**Exercise directions**. Work out how many lines hold the string "each". Give that number and nothing more.

**Extracted records**.
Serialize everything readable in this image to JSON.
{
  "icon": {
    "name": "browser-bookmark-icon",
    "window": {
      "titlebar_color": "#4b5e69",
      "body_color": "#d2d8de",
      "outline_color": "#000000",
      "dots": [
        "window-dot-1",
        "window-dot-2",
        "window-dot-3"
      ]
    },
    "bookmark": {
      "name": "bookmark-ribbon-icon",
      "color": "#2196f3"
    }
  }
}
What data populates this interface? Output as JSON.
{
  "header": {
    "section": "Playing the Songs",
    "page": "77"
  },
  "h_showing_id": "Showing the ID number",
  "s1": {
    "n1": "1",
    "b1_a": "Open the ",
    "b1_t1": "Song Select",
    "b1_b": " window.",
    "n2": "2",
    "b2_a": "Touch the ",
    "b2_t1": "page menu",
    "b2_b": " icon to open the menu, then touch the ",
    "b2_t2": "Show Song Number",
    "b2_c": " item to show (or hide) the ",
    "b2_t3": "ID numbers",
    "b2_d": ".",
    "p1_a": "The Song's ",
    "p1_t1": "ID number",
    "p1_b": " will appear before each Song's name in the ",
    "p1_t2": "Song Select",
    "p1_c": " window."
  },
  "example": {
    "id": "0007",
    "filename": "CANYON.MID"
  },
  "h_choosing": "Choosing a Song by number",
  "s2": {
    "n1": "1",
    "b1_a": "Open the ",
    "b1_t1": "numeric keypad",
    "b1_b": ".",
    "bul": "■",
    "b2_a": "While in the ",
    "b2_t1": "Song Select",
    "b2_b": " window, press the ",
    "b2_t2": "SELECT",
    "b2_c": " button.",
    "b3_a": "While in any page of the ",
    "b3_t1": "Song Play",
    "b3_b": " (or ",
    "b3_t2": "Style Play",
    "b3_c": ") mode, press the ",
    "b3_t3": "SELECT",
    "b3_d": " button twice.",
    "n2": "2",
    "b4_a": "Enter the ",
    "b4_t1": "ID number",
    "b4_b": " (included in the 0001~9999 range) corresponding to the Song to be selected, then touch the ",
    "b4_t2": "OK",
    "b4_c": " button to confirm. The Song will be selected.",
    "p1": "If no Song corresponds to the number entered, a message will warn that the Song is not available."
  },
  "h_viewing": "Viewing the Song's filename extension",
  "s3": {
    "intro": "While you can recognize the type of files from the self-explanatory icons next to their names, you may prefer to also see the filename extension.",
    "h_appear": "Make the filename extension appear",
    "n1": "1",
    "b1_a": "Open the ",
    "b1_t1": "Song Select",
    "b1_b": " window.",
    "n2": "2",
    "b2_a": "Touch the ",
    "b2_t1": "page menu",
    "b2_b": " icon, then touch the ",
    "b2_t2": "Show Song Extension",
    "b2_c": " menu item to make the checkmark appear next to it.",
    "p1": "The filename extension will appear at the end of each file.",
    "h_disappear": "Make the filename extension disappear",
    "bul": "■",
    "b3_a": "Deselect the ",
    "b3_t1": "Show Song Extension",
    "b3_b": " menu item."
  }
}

**Task solution**. 2